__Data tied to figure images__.

+-------+

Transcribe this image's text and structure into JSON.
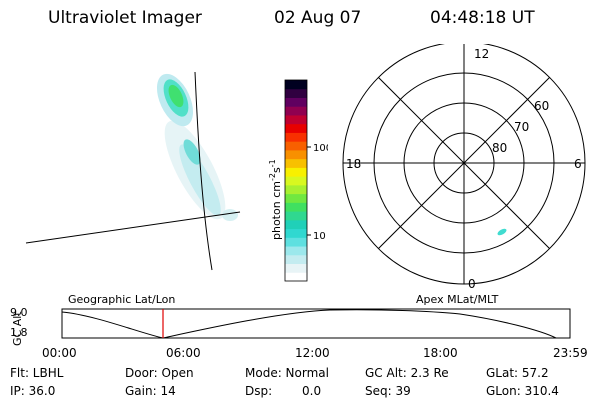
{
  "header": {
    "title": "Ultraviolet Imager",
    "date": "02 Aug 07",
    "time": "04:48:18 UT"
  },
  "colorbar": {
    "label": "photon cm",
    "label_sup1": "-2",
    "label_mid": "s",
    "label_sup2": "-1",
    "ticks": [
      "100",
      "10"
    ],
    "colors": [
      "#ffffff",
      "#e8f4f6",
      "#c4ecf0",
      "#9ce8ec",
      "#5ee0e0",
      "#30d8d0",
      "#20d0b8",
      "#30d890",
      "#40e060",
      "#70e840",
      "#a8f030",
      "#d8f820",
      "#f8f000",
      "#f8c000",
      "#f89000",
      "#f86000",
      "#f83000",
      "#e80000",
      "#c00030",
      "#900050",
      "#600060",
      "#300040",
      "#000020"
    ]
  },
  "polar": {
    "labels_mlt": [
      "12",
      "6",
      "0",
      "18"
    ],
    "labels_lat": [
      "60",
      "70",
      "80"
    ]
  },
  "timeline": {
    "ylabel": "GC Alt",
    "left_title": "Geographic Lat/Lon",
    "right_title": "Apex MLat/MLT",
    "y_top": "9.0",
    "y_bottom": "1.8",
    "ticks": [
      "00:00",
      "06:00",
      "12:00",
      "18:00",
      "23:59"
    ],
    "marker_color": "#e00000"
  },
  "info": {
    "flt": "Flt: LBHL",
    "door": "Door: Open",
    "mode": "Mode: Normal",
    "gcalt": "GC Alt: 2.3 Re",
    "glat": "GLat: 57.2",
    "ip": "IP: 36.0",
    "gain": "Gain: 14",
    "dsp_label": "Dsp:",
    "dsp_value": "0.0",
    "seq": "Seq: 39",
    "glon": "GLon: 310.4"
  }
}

+-------+

Reproduce the entries above without change, omitting all pictures.

__Complete output__.
Transcribe this image's text and structure into JSON.
{
  "header": {
    "title": "Ultraviolet Imager",
    "date": "02 Aug 07",
    "time": "04:48:18 UT"
  },
  "colorbar": {
    "label": "photon cm",
    "label_sup1": "-2",
    "label_mid": "s",
    "label_sup2": "-1",
    "ticks": [
      "100",
      "10"
    ],
    "colors": [
      "#ffffff",
      "#e8f4f6",
      "#c4ecf0",
      "#9ce8ec",
      "#5ee0e0",
      "#30d8d0",
      "#20d0b8",
      "#30d890",
      "#40e060",
      "#70e840",
      "#a8f030",
      "#d8f820",
      "#f8f000",
      "#f8c000",
      "#f89000",
      "#f86000",
      "#f83000",
      "#e80000",
      "#c00030",
      "#900050",
      "#600060",
      "#300040",
      "#000020"
    ]
  },
  "polar": {
    "labels_mlt": [
      "12",
      "6",
      "0",
      "18"
    ],
    "labels_lat": [
      "60",
      "70",
      "80"
    ]
  },
  "timeline": {
    "ylabel": "GC Alt",
    "left_title": "Geographic Lat/Lon",
    "right_title": "Apex MLat/MLT",
    "y_top": "9.0",
    "y_bottom": "1.8",
    "ticks": [
      "00:00",
      "06:00",
      "12:00",
      "18:00",
      "23:59"
    ],
    "marker_color": "#e00000"
  },
  "info": {
    "flt": "Flt: LBHL",
    "door": "Door: Open",
    "mode": "Mode: Normal",
    "gcalt": "GC Alt: 2.3 Re",
    "glat": "GLat: 57.2",
    "ip": "IP: 36.0",
    "gain": "Gain: 14",
    "dsp_label": "Dsp:",
    "dsp_value": "0.0",
    "seq": "Seq: 39",
    "glon": "GLon: 310.4"
  }
}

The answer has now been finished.